TASK INSTRUCTIONS> With the pictures left out, copy the listing below exactly.

ITEMS>
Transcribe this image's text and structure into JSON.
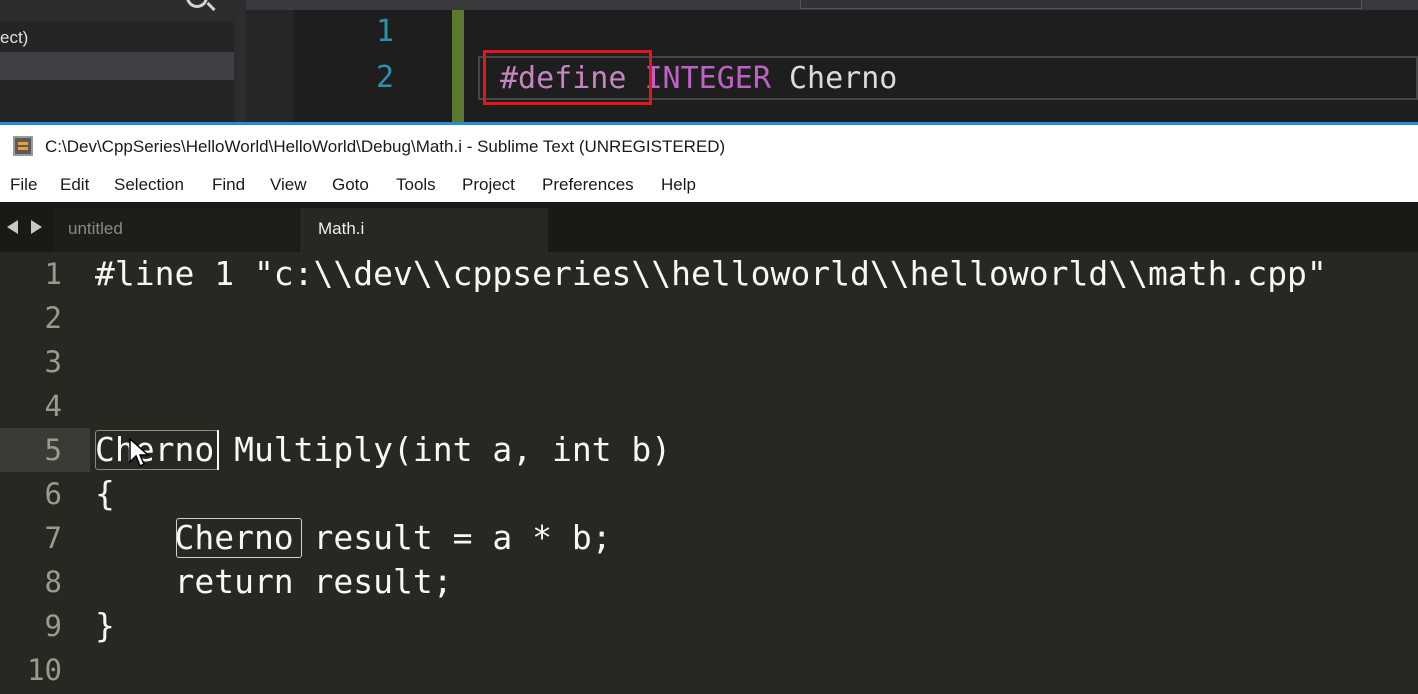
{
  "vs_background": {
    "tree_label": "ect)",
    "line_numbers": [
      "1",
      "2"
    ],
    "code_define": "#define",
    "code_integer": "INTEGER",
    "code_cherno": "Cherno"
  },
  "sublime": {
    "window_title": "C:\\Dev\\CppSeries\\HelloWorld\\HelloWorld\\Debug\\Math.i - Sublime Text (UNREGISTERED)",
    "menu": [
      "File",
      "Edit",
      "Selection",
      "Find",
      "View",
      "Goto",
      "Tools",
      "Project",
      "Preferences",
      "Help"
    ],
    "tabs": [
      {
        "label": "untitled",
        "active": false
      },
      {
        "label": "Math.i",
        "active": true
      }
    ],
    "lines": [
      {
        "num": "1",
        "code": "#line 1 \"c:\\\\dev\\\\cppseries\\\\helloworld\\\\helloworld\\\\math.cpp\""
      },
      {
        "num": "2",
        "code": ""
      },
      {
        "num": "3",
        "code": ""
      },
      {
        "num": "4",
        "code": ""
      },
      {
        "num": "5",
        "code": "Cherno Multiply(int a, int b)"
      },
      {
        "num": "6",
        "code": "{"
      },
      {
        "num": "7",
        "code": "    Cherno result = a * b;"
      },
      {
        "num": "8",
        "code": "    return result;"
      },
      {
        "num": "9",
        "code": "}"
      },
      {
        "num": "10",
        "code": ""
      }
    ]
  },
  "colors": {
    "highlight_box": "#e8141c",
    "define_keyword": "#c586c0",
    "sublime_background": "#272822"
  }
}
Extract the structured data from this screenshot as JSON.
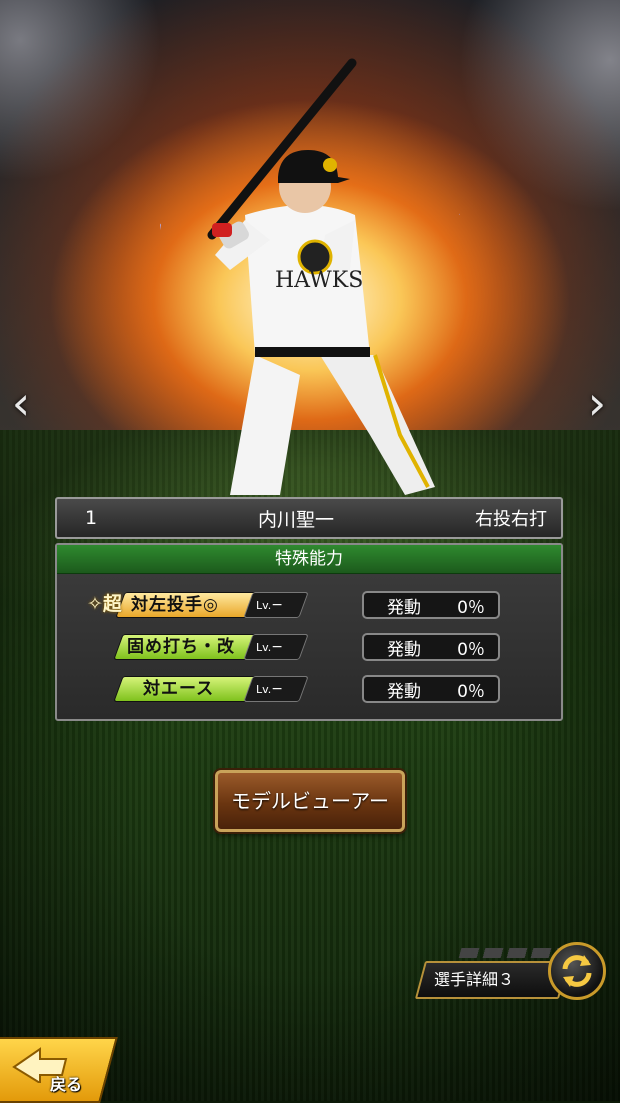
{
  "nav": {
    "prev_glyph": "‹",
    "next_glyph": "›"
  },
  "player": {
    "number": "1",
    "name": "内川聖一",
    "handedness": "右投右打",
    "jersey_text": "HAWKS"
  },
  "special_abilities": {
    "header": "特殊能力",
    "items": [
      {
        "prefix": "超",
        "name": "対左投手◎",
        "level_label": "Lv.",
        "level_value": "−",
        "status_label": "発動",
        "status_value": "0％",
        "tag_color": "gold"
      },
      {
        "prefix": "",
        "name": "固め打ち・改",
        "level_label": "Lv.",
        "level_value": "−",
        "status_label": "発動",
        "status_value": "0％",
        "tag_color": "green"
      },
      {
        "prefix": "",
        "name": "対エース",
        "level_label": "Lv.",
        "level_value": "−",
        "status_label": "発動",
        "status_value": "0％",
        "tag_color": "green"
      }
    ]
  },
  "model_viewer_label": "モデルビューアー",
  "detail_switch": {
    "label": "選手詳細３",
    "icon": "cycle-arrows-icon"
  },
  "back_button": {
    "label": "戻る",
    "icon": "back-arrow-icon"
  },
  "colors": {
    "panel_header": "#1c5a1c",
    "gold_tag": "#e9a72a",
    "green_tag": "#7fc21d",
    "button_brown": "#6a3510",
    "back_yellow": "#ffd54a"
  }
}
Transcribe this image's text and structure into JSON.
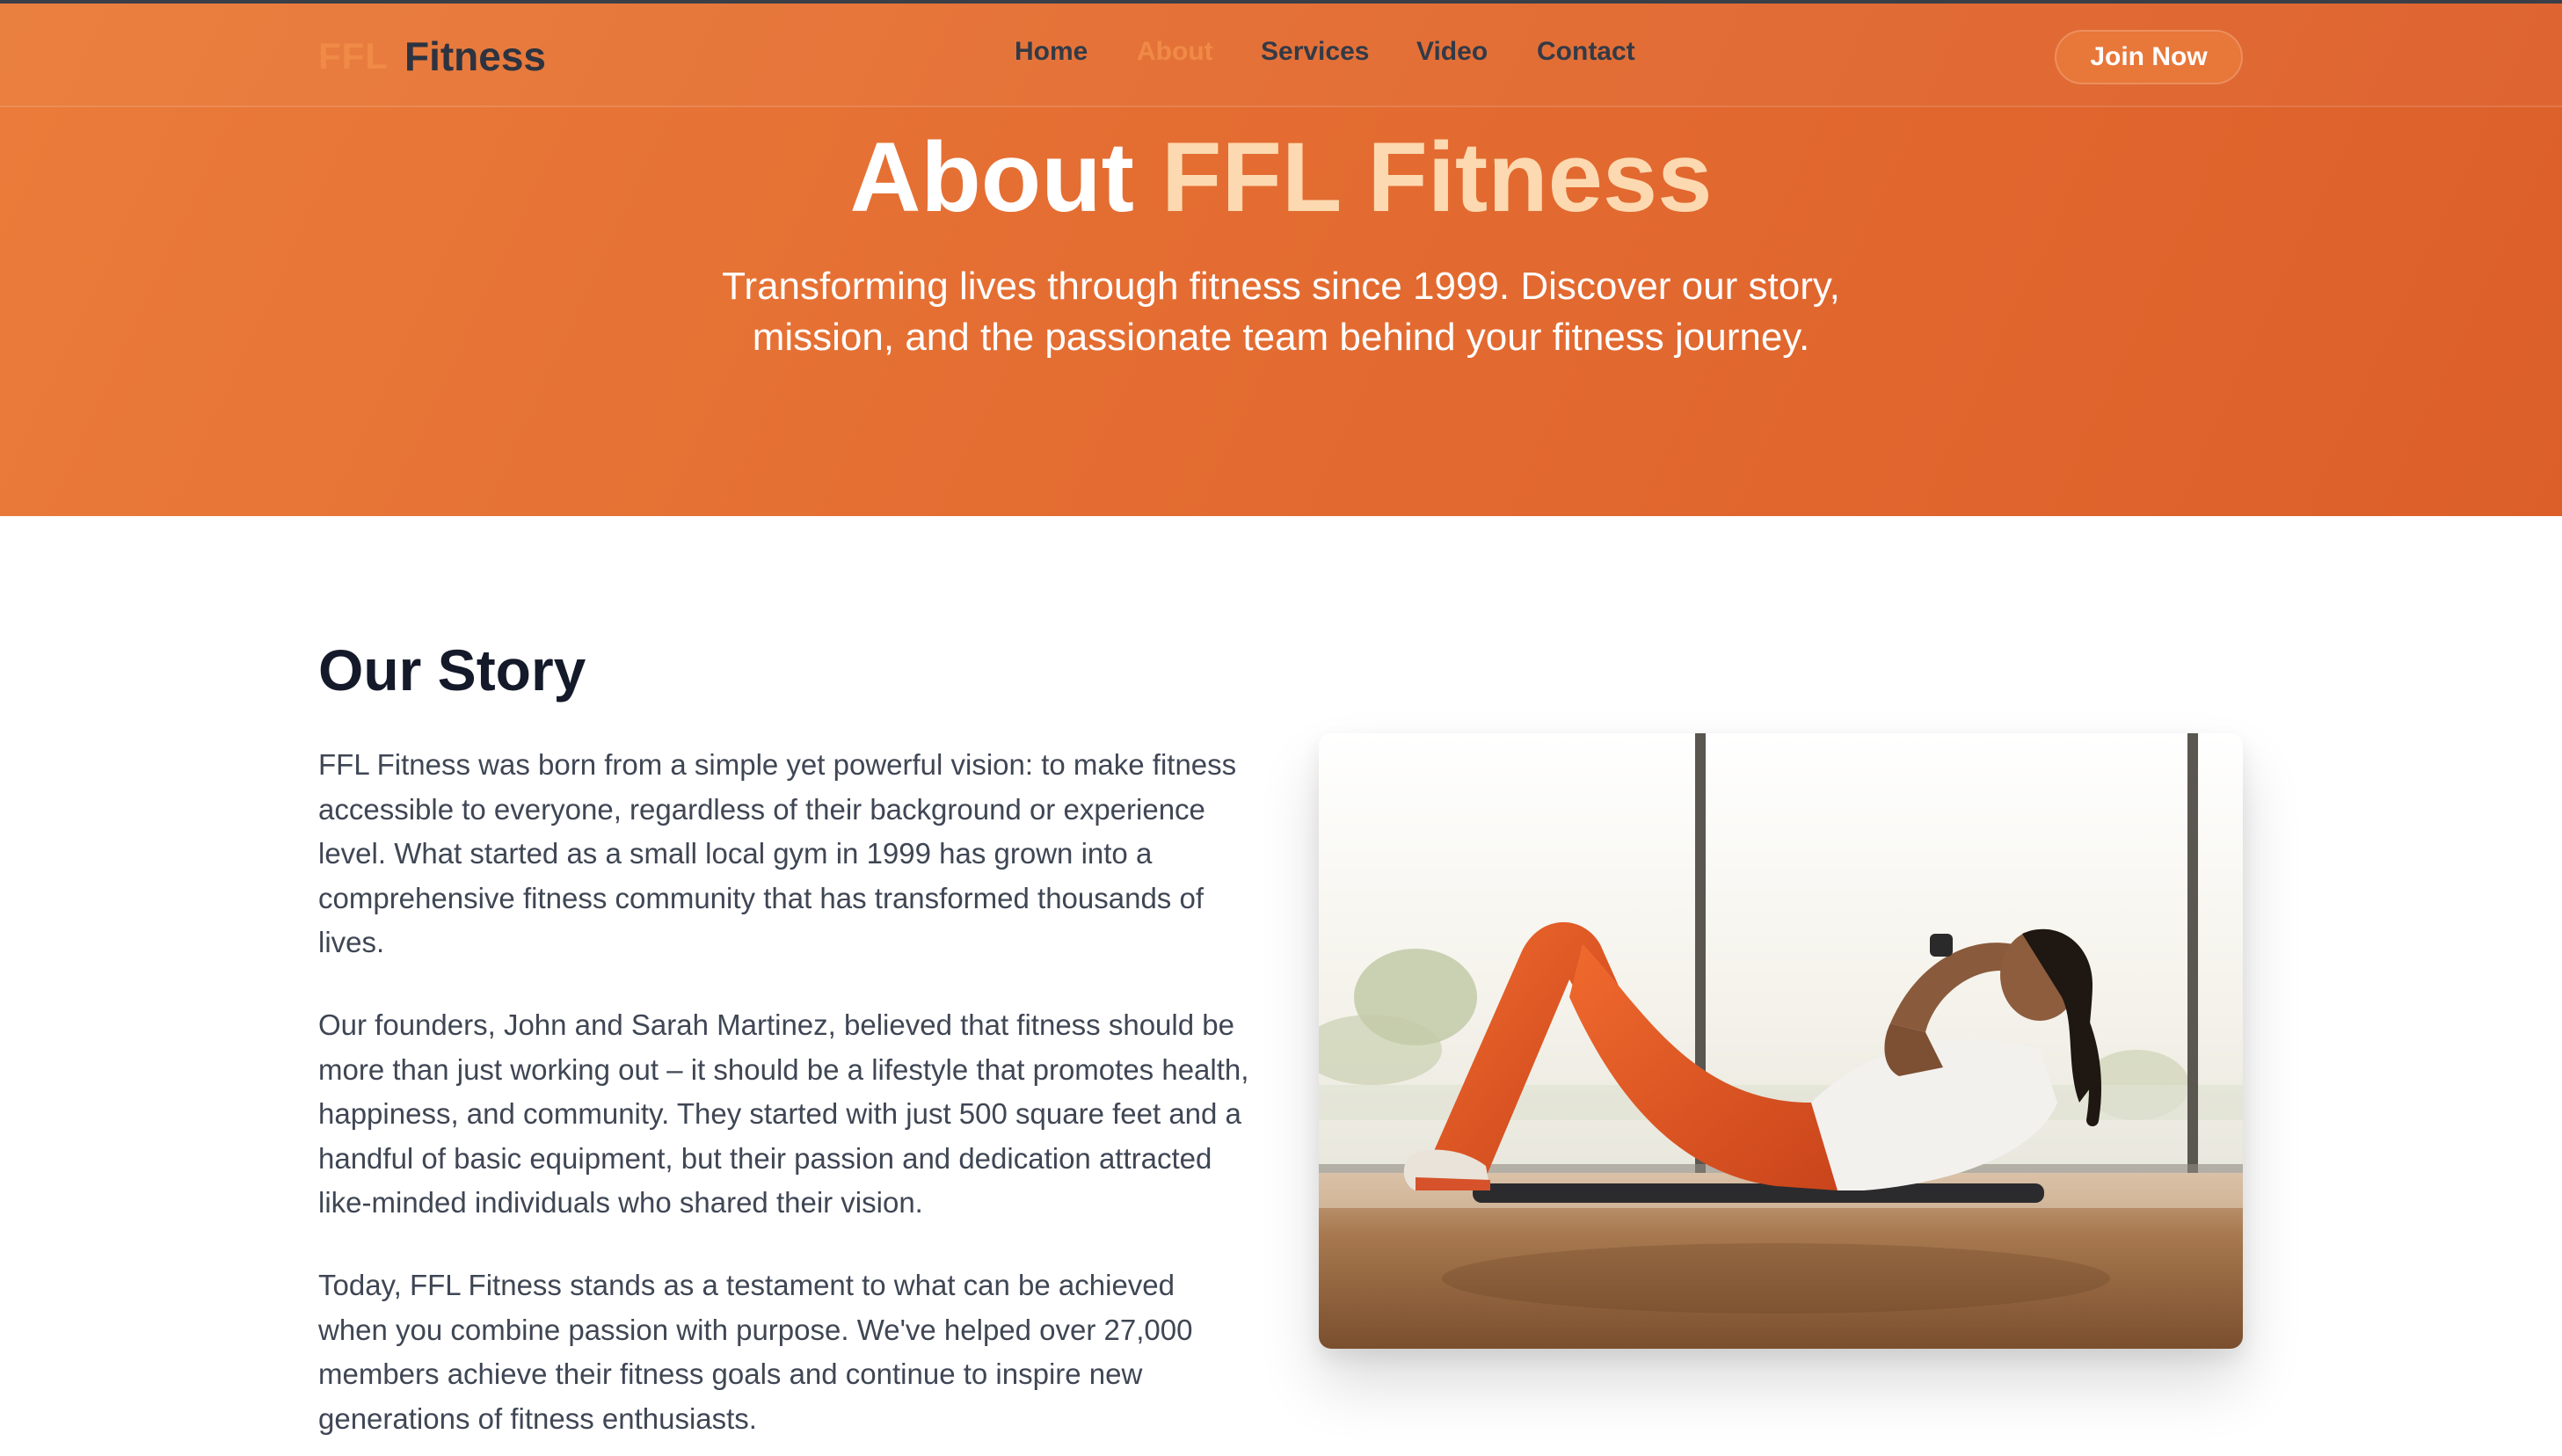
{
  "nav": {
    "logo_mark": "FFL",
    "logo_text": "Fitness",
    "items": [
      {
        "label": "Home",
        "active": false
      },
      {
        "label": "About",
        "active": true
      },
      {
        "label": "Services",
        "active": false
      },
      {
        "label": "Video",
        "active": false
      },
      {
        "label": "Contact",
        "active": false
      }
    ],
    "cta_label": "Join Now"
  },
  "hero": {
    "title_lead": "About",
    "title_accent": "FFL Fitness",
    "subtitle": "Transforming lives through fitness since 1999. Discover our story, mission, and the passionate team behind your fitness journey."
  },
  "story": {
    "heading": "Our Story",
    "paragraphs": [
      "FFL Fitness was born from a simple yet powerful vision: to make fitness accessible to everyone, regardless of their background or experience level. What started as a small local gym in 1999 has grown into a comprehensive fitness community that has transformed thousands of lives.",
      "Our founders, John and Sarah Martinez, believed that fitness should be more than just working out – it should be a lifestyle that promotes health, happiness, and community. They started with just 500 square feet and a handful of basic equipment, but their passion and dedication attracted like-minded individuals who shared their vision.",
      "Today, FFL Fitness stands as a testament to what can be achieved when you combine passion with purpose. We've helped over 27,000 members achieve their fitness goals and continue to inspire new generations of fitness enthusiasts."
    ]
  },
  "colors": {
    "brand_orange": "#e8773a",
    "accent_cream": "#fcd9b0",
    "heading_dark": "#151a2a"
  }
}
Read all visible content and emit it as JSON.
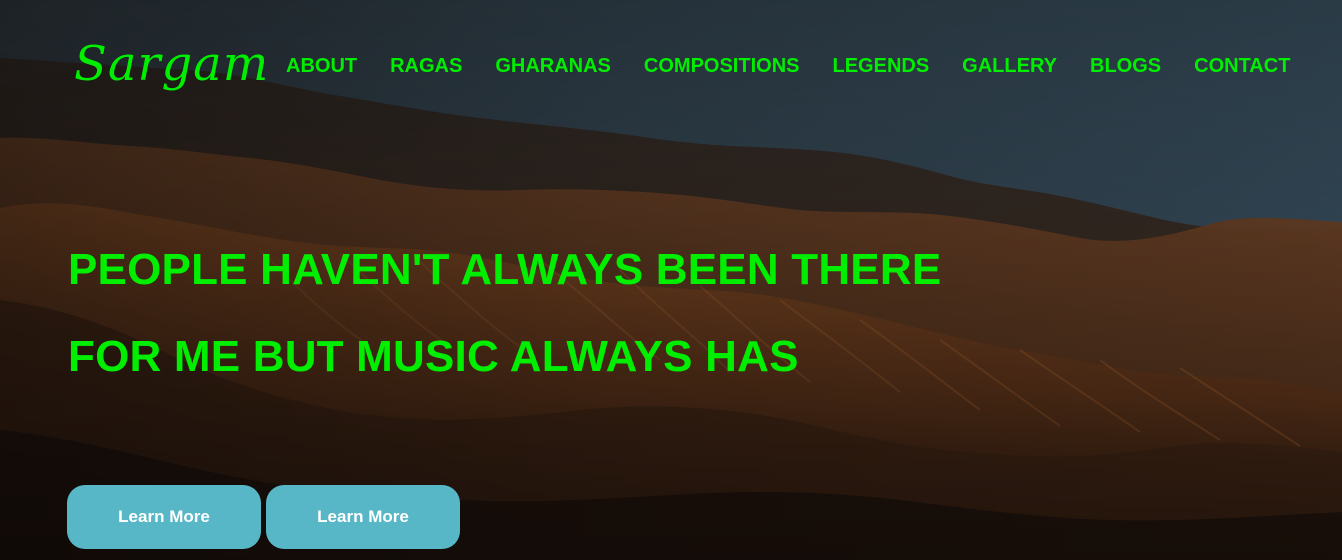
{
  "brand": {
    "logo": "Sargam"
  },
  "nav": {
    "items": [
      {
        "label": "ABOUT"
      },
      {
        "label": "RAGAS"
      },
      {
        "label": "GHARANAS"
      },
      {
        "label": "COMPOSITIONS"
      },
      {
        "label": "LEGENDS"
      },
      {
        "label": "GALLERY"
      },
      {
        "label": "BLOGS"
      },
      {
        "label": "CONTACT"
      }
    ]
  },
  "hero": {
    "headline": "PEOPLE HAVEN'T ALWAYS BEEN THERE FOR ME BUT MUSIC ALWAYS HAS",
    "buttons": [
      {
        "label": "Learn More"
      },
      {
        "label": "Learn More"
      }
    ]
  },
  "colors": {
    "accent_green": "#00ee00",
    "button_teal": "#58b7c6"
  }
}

EXERCISE RESPONSE>
Transcribe this image's text and structure into JSON.
{
  "vs_background": {
    "tree_label": "ect)",
    "line_numbers": [
      "1",
      "2"
    ],
    "code_define": "#define",
    "code_integer": "INTEGER",
    "code_cherno": "Cherno"
  },
  "sublime": {
    "window_title": "C:\\Dev\\CppSeries\\HelloWorld\\HelloWorld\\Debug\\Math.i - Sublime Text (UNREGISTERED)",
    "menu": [
      "File",
      "Edit",
      "Selection",
      "Find",
      "View",
      "Goto",
      "Tools",
      "Project",
      "Preferences",
      "Help"
    ],
    "tabs": [
      {
        "label": "untitled",
        "active": false
      },
      {
        "label": "Math.i",
        "active": true
      }
    ],
    "lines": [
      {
        "num": "1",
        "code": "#line 1 \"c:\\\\dev\\\\cppseries\\\\helloworld\\\\helloworld\\\\math.cpp\""
      },
      {
        "num": "2",
        "code": ""
      },
      {
        "num": "3",
        "code": ""
      },
      {
        "num": "4",
        "code": ""
      },
      {
        "num": "5",
        "code": "Cherno Multiply(int a, int b)"
      },
      {
        "num": "6",
        "code": "{"
      },
      {
        "num": "7",
        "code": "    Cherno result = a * b;"
      },
      {
        "num": "8",
        "code": "    return result;"
      },
      {
        "num": "9",
        "code": "}"
      },
      {
        "num": "10",
        "code": ""
      }
    ]
  },
  "colors": {
    "highlight_box": "#e8141c",
    "define_keyword": "#c586c0",
    "sublime_background": "#272822"
  }
}
Extract the structured data from this screenshot as JSON.
{
  "nav": {
    "prev_glyph": "‹",
    "next_glyph": "›"
  },
  "player": {
    "number": "1",
    "name": "内川聖一",
    "handedness": "右投右打",
    "jersey_text": "HAWKS"
  },
  "special_abilities": {
    "header": "特殊能力",
    "items": [
      {
        "prefix": "超",
        "name": "対左投手◎",
        "level_label": "Lv.",
        "level_value": "−",
        "status_label": "発動",
        "status_value": "0％",
        "tag_color": "gold"
      },
      {
        "prefix": "",
        "name": "固め打ち・改",
        "level_label": "Lv.",
        "level_value": "−",
        "status_label": "発動",
        "status_value": "0％",
        "tag_color": "green"
      },
      {
        "prefix": "",
        "name": "対エース",
        "level_label": "Lv.",
        "level_value": "−",
        "status_label": "発動",
        "status_value": "0％",
        "tag_color": "green"
      }
    ]
  },
  "model_viewer_label": "モデルビューアー",
  "detail_switch": {
    "label": "選手詳細３",
    "icon": "cycle-arrows-icon"
  },
  "back_button": {
    "label": "戻る",
    "icon": "back-arrow-icon"
  },
  "colors": {
    "panel_header": "#1c5a1c",
    "gold_tag": "#e9a72a",
    "green_tag": "#7fc21d",
    "button_brown": "#6a3510",
    "back_yellow": "#ffd54a"
  }
}
Transcribe this image's text and structure into JSON.
{
  "nav": {
    "logo_mark": "FFL",
    "logo_text": "Fitness",
    "items": [
      {
        "label": "Home",
        "active": false
      },
      {
        "label": "About",
        "active": true
      },
      {
        "label": "Services",
        "active": false
      },
      {
        "label": "Video",
        "active": false
      },
      {
        "label": "Contact",
        "active": false
      }
    ],
    "cta_label": "Join Now"
  },
  "hero": {
    "title_lead": "About",
    "title_accent": "FFL Fitness",
    "subtitle": "Transforming lives through fitness since 1999. Discover our story, mission, and the passionate team behind your fitness journey."
  },
  "story": {
    "heading": "Our Story",
    "paragraphs": [
      "FFL Fitness was born from a simple yet powerful vision: to make fitness accessible to everyone, regardless of their background or experience level. What started as a small local gym in 1999 has grown into a comprehensive fitness community that has transformed thousands of lives.",
      "Our founders, John and Sarah Martinez, believed that fitness should be more than just working out – it should be a lifestyle that promotes health, happiness, and community. They started with just 500 square feet and a handful of basic equipment, but their passion and dedication attracted like-minded individuals who shared their vision.",
      "Today, FFL Fitness stands as a testament to what can be achieved when you combine passion with purpose. We've helped over 27,000 members achieve their fitness goals and continue to inspire new generations of fitness enthusiasts."
    ]
  },
  "colors": {
    "brand_orange": "#e8773a",
    "accent_cream": "#fcd9b0",
    "heading_dark": "#151a2a"
  }
}
Read all visible content and emit it as JSON.
{
  "brand": {
    "logo": "Sargam"
  },
  "nav": {
    "items": [
      {
        "label": "ABOUT"
      },
      {
        "label": "RAGAS"
      },
      {
        "label": "GHARANAS"
      },
      {
        "label": "COMPOSITIONS"
      },
      {
        "label": "LEGENDS"
      },
      {
        "label": "GALLERY"
      },
      {
        "label": "BLOGS"
      },
      {
        "label": "CONTACT"
      }
    ]
  },
  "hero": {
    "headline": "PEOPLE HAVEN'T ALWAYS BEEN THERE FOR ME BUT MUSIC ALWAYS HAS",
    "buttons": [
      {
        "label": "Learn More"
      },
      {
        "label": "Learn More"
      }
    ]
  },
  "colors": {
    "accent_green": "#00ee00",
    "button_teal": "#58b7c6"
  }
}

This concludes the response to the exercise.